§ Task to complete: Would you show every line from the records that holds "includes"?
[Input data — start]
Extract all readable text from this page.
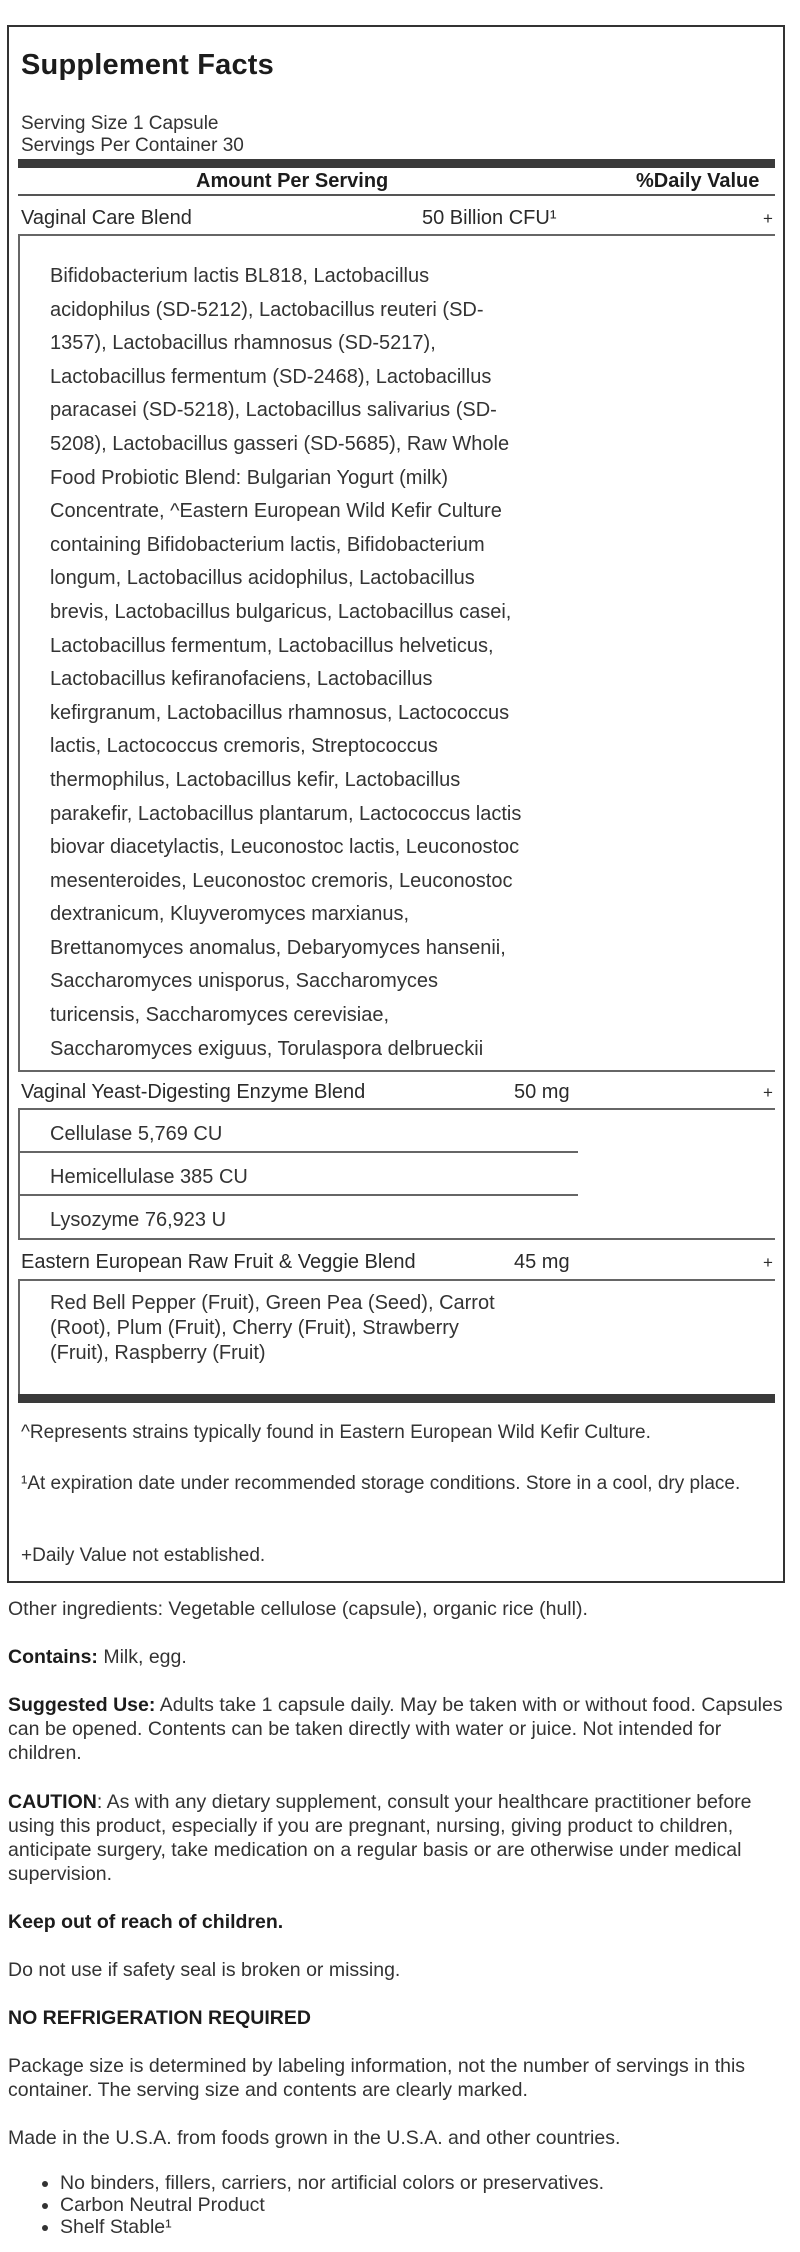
Supplement Facts
Serving Size 1 Capsule
Servings Per Container 30
Amount Per Serving	%Daily Value
Vaginal Care Blend	50 Billion CFU¹	+
Bifidobacterium lactis BL818, Lactobacillus
acidophilus (SD-5212), Lactobacillus reuteri (SD-
1357), Lactobacillus rhamnosus (SD-5217),
Lactobacillus fermentum (SD-2468), Lactobacillus
paracasei (SD-5218), Lactobacillus salivarius (SD-
5208), Lactobacillus gasseri (SD-5685), Raw Whole
Food Probiotic Blend: Bulgarian Yogurt (milk)
Concentrate, ^Eastern European Wild Kefir Culture
containing Bifidobacterium lactis, Bifidobacterium
longum, Lactobacillus acidophilus, Lactobacillus
brevis, Lactobacillus bulgaricus, Lactobacillus casei,
Lactobacillus fermentum, Lactobacillus helveticus,
Lactobacillus kefiranofaciens, Lactobacillus
kefirgranum, Lactobacillus rhamnosus, Lactococcus
lactis, Lactococcus cremoris, Streptococcus
thermophilus, Lactobacillus kefir, Lactobacillus
parakefir, Lactobacillus plantarum, Lactococcus lactis
biovar diacetylactis, Leuconostoc lactis, Leuconostoc
mesenteroides, Leuconostoc cremoris, Leuconostoc
dextranicum, Kluyveromyces marxianus,
Brettanomyces anomalus, Debaryomyces hansenii,
Saccharomyces unisporus, Saccharomyces
turicensis, Saccharomyces cerevisiae,
Saccharomyces exiguus, Torulaspora delbrueckii
Vaginal Yeast-Digesting Enzyme Blend	50 mg	+
Cellulase 5,769 CU
Hemicellulase 385 CU
Lysozyme 76,923 U
Eastern European Raw Fruit & Veggie Blend	45 mg	+
Red Bell Pepper (Fruit), Green Pea (Seed), Carrot
(Root), Plum (Fruit), Cherry (Fruit), Strawberry
(Fruit), Raspberry (Fruit)
^Represents strains typically found in Eastern European Wild Kefir Culture.
¹At expiration date under recommended storage conditions. Store in a cool, dry place.
+Daily Value not established.

Other ingredients: Vegetable cellulose (capsule), organic rice (hull).

Contains: Milk, egg.

Suggested Use: Adults take 1 capsule daily. May be taken with or without food. Capsules can be opened. Contents can be taken directly with water or juice. Not intended for children.

CAUTION: As with any dietary supplement, consult your healthcare practitioner before using this product, especially if you are pregnant, nursing, giving product to children, anticipate surgery, take medication on a regular basis or are otherwise under medical supervision.

Keep out of reach of children.

Do not use if safety seal is broken or missing.

NO REFRIGERATION REQUIRED

Package size is determined by labeling information, not the number of servings in this container. The serving size and contents are clearly marked.

Made in the U.S.A. from foods grown in the U.S.A. and other countries.

• No binders, fillers, carriers, nor artificial colors or preservatives.
• Carbon Neutral Product
• Shelf Stable¹
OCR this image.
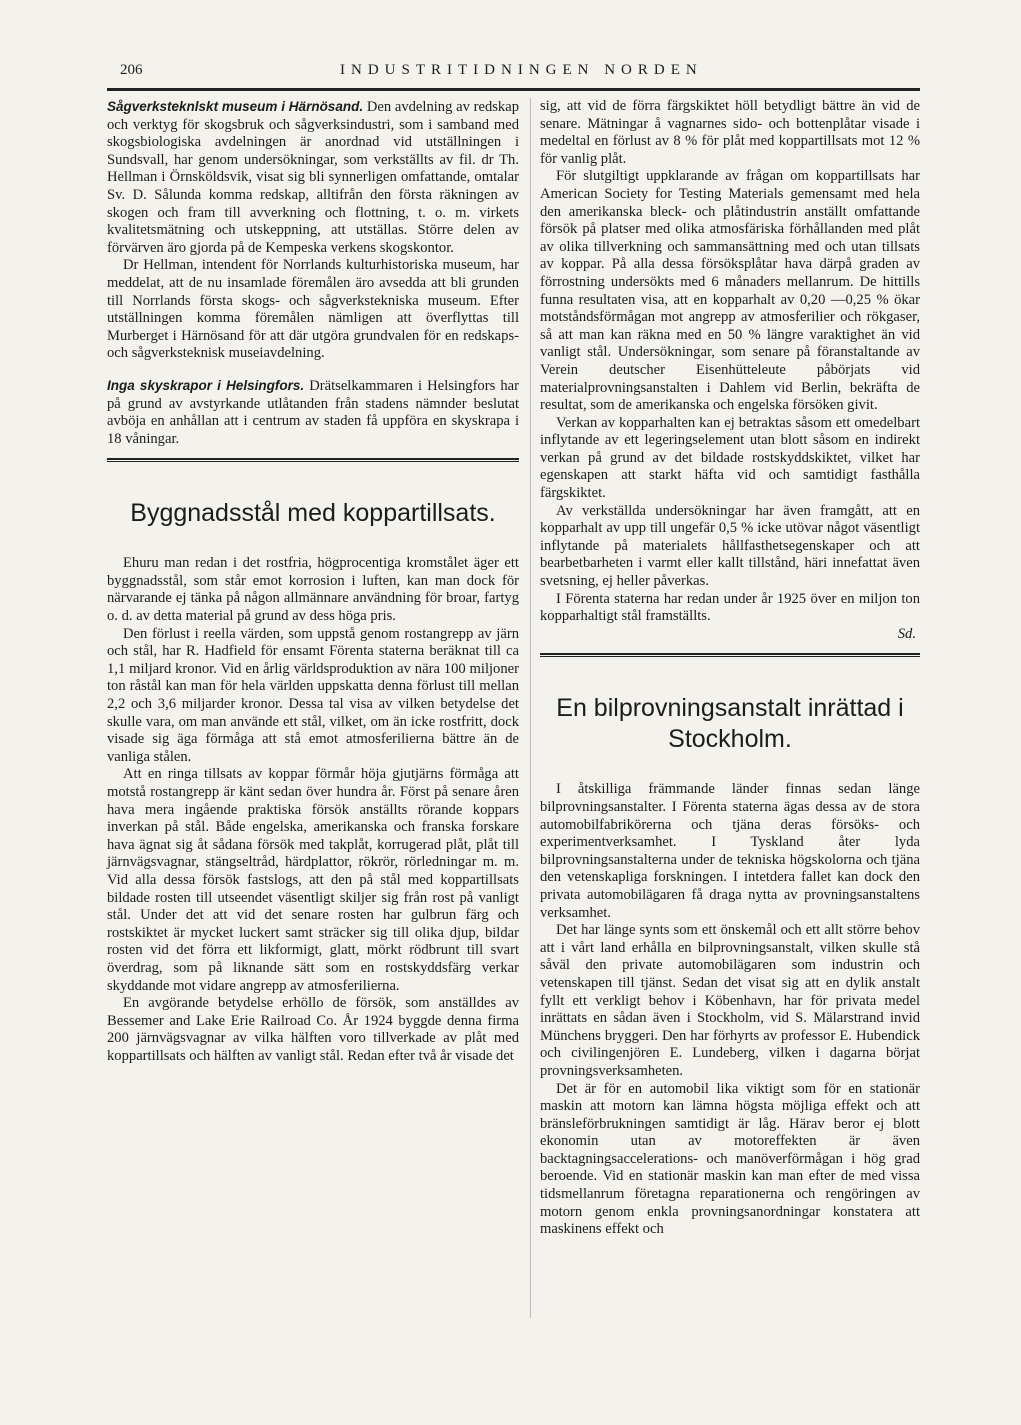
206	INDUSTRITIDNINGEN NORDEN

Sågverksteknlskt museum i Härnösand. Den avdelning av redskap och verktyg för skogsbruk och sågverksindustri, som i samband med skogsbiologiska avdelningen är anordnad vid utställningen i Sundsvall, har genom undersökningar, som verkställts av fil. dr Th. Hellman i Örnsköldsvik, visat sig bli synnerligen omfattande, omtalar Sv. D. Sålunda komma redskap, alltifrån den första räkningen av skogen och fram till avverkning och flottning, t. o. m. virkets kvalitetsmätning och utskeppning, att utställas. Större delen av förvärven äro gjorda på de Kempeska verkens skogskontor.

Dr Hellman, intendent för Norrlands kulturhistoriska museum, har meddelat, att de nu insamlade föremålen äro avsedda att bli grunden till Norrlands första skogs- och sågverkstekniska museum. Efter utställningen komma föremålen nämligen att överflyttas till Murberget i Härnösand för att där utgöra grundvalen för en redskaps- och sågverksteknisk museiavdelning.

Inga skyskrapor i Helsingfors. Drätselkammaren i Helsingfors har på grund av avstyrkande utlåtanden från stadens nämnder beslutat avböja en anhållan att i centrum av staden få uppföra en skyskrapa i 18 våningar.

Byggnadsstål med koppartillsats.

Ehuru man redan i det rostfria, högprocentiga kromstålet äger ett byggnadsstål, som står emot korrosion i luften, kan man dock för närvarande ej tänka på någon allmännare användning för broar, fartyg o. d. av detta material på grund av dess höga pris.

Den förlust i reella värden, som uppstå genom rostangrepp av järn och stål, har R. Hadfield för ensamt Förenta staterna beräknat till ca 1,1 miljard kronor. Vid en årlig världsproduktion av nära 100 miljoner ton råstål kan man för hela världen uppskatta denna förlust till mellan 2,2 och 3,6 miljarder kronor. Dessa tal visa av vilken betydelse det skulle vara, om man använde ett stål, vilket, om än icke rostfritt, dock visade sig äga förmåga att stå emot atmosferilierna bättre än de vanliga stålen.

Att en ringa tillsats av koppar förmår höja gjutjärns förmåga att motstå rostangrepp är känt sedan över hundra år. Först på senare åren hava mera ingående praktiska försök anställts rörande koppars inverkan på stål. Både engelska, amerikanska och franska forskare hava ägnat sig åt sådana försök med takplåt, korrugerad plåt, plåt till järnvägsvagnar, stängseltråd, härdplattor, rökrör, rörledningar m. m. Vid alla dessa försök fastslogs, att den på stål med koppartillsats bildade rosten till utseendet väsentligt skiljer sig från rost på vanligt stål. Under det att vid det senare rosten har gulbrun färg och rostskiktet är mycket luckert samt sträcker sig till olika djup, bildar rosten vid det förra ett likformigt, glatt, mörkt rödbrunt till svart överdrag, som på liknande sätt som en rostskyddsfärg verkar skyddande mot vidare angrepp av atmosferilierna.

En avgörande betydelse erhöllo de försök, som anställdes av Bessemer and Lake Erie Railroad Co. År 1924 byggde denna firma 200 järnvägsvagnar av vilka hälften voro tillverkade av plåt med koppartillsats och hälften av vanligt stål. Redan efter två år visade det

sig, att vid de förra färgskiktet höll betydligt bättre än vid de senare. Mätningar å vagnarnes sido- och bottenplåtar visade i medeltal en förlust av 8 % för plåt med koppartillsats mot 12 % för vanlig plåt.

För slutgiltigt uppklarande av frågan om koppartillsats har American Society for Testing Materials gemensamt med hela den amerikanska bleck- och plåtindustrin anställt omfattande försök på platser med olika atmosfäriska förhållanden med plåt av olika tillverkning och sammansättning med och utan tillsats av koppar. På alla dessa försöksplåtar hava därpå graden av förrostning undersökts med 6 månaders mellanrum. De hittills funna resultaten visa, att en kopparhalt av 0,20 —0,25 % ökar motståndsförmågan mot angrepp av atmosferilier och rökgaser, så att man kan räkna med en 50 % längre varaktighet än vid vanligt stål. Undersökningar, som senare på föranstaltande av Verein deutscher Eisenhütteleute påbörjats vid materialprovningsanstalten i Dahlem vid Berlin, bekräfta de resultat, som de amerikanska och engelska försöken givit.

Verkan av kopparhalten kan ej betraktas såsom ett omedelbart inflytande av ett legeringselement utan blott såsom en indirekt verkan på grund av det bildade rostskyddskiktet, vilket har egenskapen att starkt häfta vid och samtidigt fasthålla färgskiktet.

Av verkställda undersökningar har även framgått, att en kopparhalt av upp till ungefär 0,5 % icke utövar något väsentligt inflytande på materialets hållfasthetsegenskaper och att bearbetbarheten i varmt eller kallt tillstånd, häri innefattat även svetsning, ej heller påverkas.

I Förenta staterna har redan under år 1925 över en miljon ton kopparhaltigt stål framställts.

Sd.

En bilprovningsanstalt inrättad i Stockholm.

I åtskilliga främmande länder finnas sedan länge bilprovningsanstalter. I Förenta staterna ägas dessa av de stora automobilfabrikörerna och tjäna deras försöks- och experimentverksamhet. I Tyskland åter lyda bilprovningsanstalterna under de tekniska högskolorna och tjäna den vetenskapliga forskningen. I intetdera fallet kan dock den privata automobilägaren få draga nytta av provningsanstaltens verksamhet.

Det har länge synts som ett önskemål och ett allt större behov att i vårt land erhålla en bilprovningsanstalt, vilken skulle stå såväl den private automobilägaren som industrin och vetenskapen till tjänst. Sedan det visat sig att en dylik anstalt fyllt ett verkligt behov i Köbenhavn, har för privata medel inrättats en sådan även i Stockholm, vid S. Mälarstrand invid Münchens bryggeri. Den har förhyrts av professor E. Hubendick och civilingenjören E. Lundeberg, vilken i dagarna börjat provningsverksamheten.

Det är för en automobil lika viktigt som för en stationär maskin att motorn kan lämna högsta möjliga effekt och att bränsleförbrukningen samtidigt är låg. Härav beror ej blott ekonomin utan av motoreffekten är även backtagningsaccelerations- och manöverförmågan i hög grad beroende. Vid en stationär maskin kan man efter de med vissa tidsmellanrum företagna reparationerna och rengöringen av motorn genom enkla provningsanordningar konstatera att maskinens effekt och
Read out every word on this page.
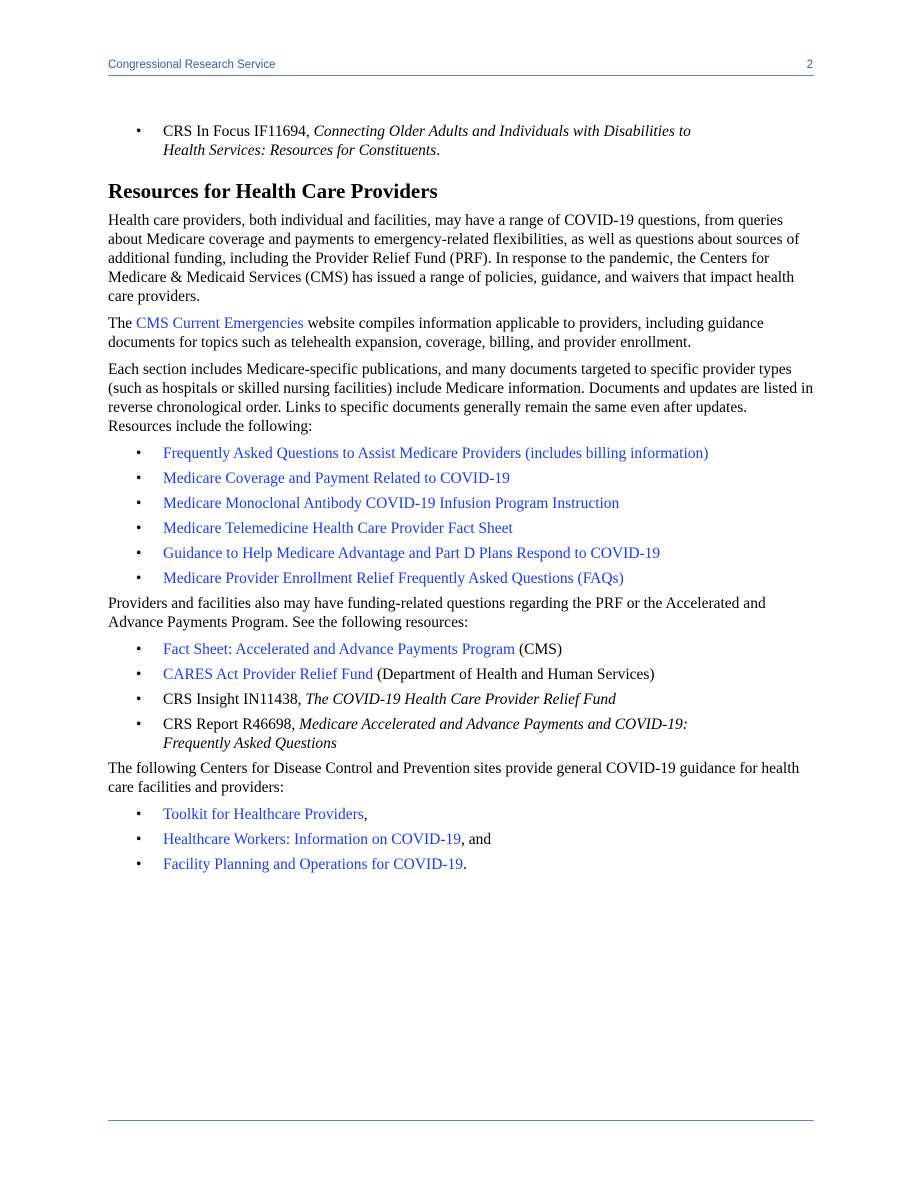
Congressional Research Service	2
• CRS In Focus IF11694, Connecting Older Adults and Individuals with Disabilities to Health Services: Resources for Constituents.
Resources for Health Care Providers

Health care providers, both individual and facilities, may have a range of COVID-19 questions, from queries about Medicare coverage and payments to emergency-related flexibilities, as well as questions about sources of additional funding, including the Provider Relief Fund (PRF). In response to the pandemic, the Centers for Medicare & Medicaid Services (CMS) has issued a range of policies, guidance, and waivers that impact health care providers.

The CMS Current Emergencies website compiles information applicable to providers, including guidance documents for topics such as telehealth expansion, coverage, billing, and provider enrollment.

Each section includes Medicare-specific publications, and many documents targeted to specific provider types (such as hospitals or skilled nursing facilities) include Medicare information. Documents and updates are listed in reverse chronological order. Links to specific documents generally remain the same even after updates. Resources include the following:

• Frequently Asked Questions to Assist Medicare Providers (includes billing information)
• Medicare Coverage and Payment Related to COVID-19
• Medicare Monoclonal Antibody COVID-19 Infusion Program Instruction
• Medicare Telemedicine Health Care Provider Fact Sheet
• Guidance to Help Medicare Advantage and Part D Plans Respond to COVID-19
• Medicare Provider Enrollment Relief Frequently Asked Questions (FAQs)

Providers and facilities also may have funding-related questions regarding the PRF or the Accelerated and Advance Payments Program. See the following resources:

• Fact Sheet: Accelerated and Advance Payments Program (CMS)
• CARES Act Provider Relief Fund (Department of Health and Human Services)
• CRS Insight IN11438, The COVID-19 Health Care Provider Relief Fund
• CRS Report R46698, Medicare Accelerated and Advance Payments and COVID-19: Frequently Asked Questions

The following Centers for Disease Control and Prevention sites provide general COVID-19 guidance for health care facilities and providers:

• Toolkit for Healthcare Providers,
• Healthcare Workers: Information on COVID-19, and
• Facility Planning and Operations for COVID-19.
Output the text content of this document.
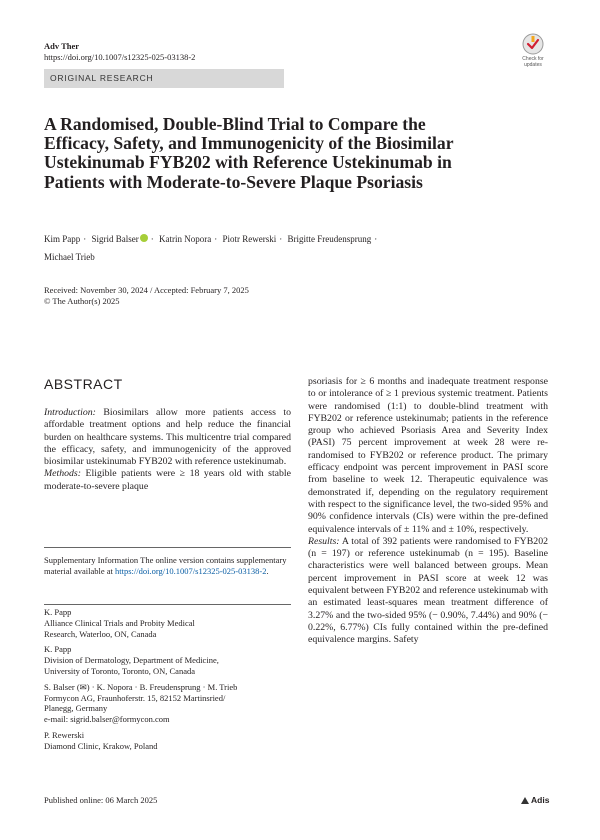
Adv Ther
https://doi.org/10.1007/s12325-025-03138-2	Check for
updates
ORIGINAL RESEARCH
A Randomised, Double-Blind Trial to Compare the Efficacy, Safety, and Immunogenicity of the Biosimilar Ustekinumab FYB202 with Reference Ustekinumab in Patients with Moderate-to-Severe Plaque Psoriasis
Kim Papp · Sigrid Balser · Katrin Nopora · Piotr Rewerski · Brigitte Freudensprung ·
Michael Trieb
Received: November 30, 2024 / Accepted: February 7, 2025
© The Author(s) 2025
ABSTRACT

Introduction: Biosimilars allow more patients access to affordable treatment options and help reduce the financial burden on healthcare systems. This multicentre trial compared the efficacy, safety, and immunogenicity of the approved biosimilar ustekinumab FYB202 with reference ustekinumab.

Methods: Eligible patients were ≥ 18 years old with stable moderate-to-severe plaque

psoriasis for ≥ 6 months and inadequate treatment response to or intolerance of ≥ 1 previous systemic treatment. Patients were randomised (1:1) to double-blind treatment with FYB202 or reference ustekinumab; patients in the reference group who achieved Psoriasis Area and Severity Index (PASI) 75 percent improvement at week 28 were re-randomised to FYB202 or reference product. The primary efficacy endpoint was percent improvement in PASI score from baseline to week 12. Therapeutic equivalence was demonstrated if, depending on the regulatory requirement with respect to the significance level, the two-sided 95% and 90% confidence intervals (CIs) were within the pre-defined equivalence intervals of ± 11% and ± 10%, respectively.

Results: A total of 392 patients were randomised to FYB202 (n = 197) or reference ustekinumab (n = 195). Baseline characteristics were well balanced between groups. Mean percent improvement in PASI score at week 12 was equivalent between FYB202 and reference ustekinumab with an estimated least-squares mean treatment difference of 3.27% and the two-sided 95% (− 0.90%, 7.44%) and 90% (− 0.22%, 6.77%) CIs fully contained within the pre-defined equivalence margins. Safety

Supplementary Information The online version contains supplementary material available at https://doi.org/10.1007/s12325-025-03138-2.
K. Papp
Alliance Clinical Trials and Probity Medical
Research, Waterloo, ON, Canada
K. Papp
Division of Dermatology, Department of Medicine,
University of Toronto, Toronto, ON, Canada
S. Balser (✉) · K. Nopora · B. Freudensprung · M. Trieb
Formycon AG, Fraunhoferstr. 15, 82152 Martinsried/
Planegg, Germany
e-mail: sigrid.balser@formycon.com
P. Rewerski
Diamond Clinic, Krakow, Poland
Published online: 06 March 2025	Adis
[Input data — finish]
§ Task answer:
Each section includes Medicare-specific publications, and many documents targeted to specific provider types (such as hospitals or skilled nursing facilities) include Medicare information. Documents and updates are listed in reverse chronological order. Links to specific documents generally remain the same even after updates. Resources include the following:
• Frequently Asked Questions to Assist Medicare Providers (includes billing information)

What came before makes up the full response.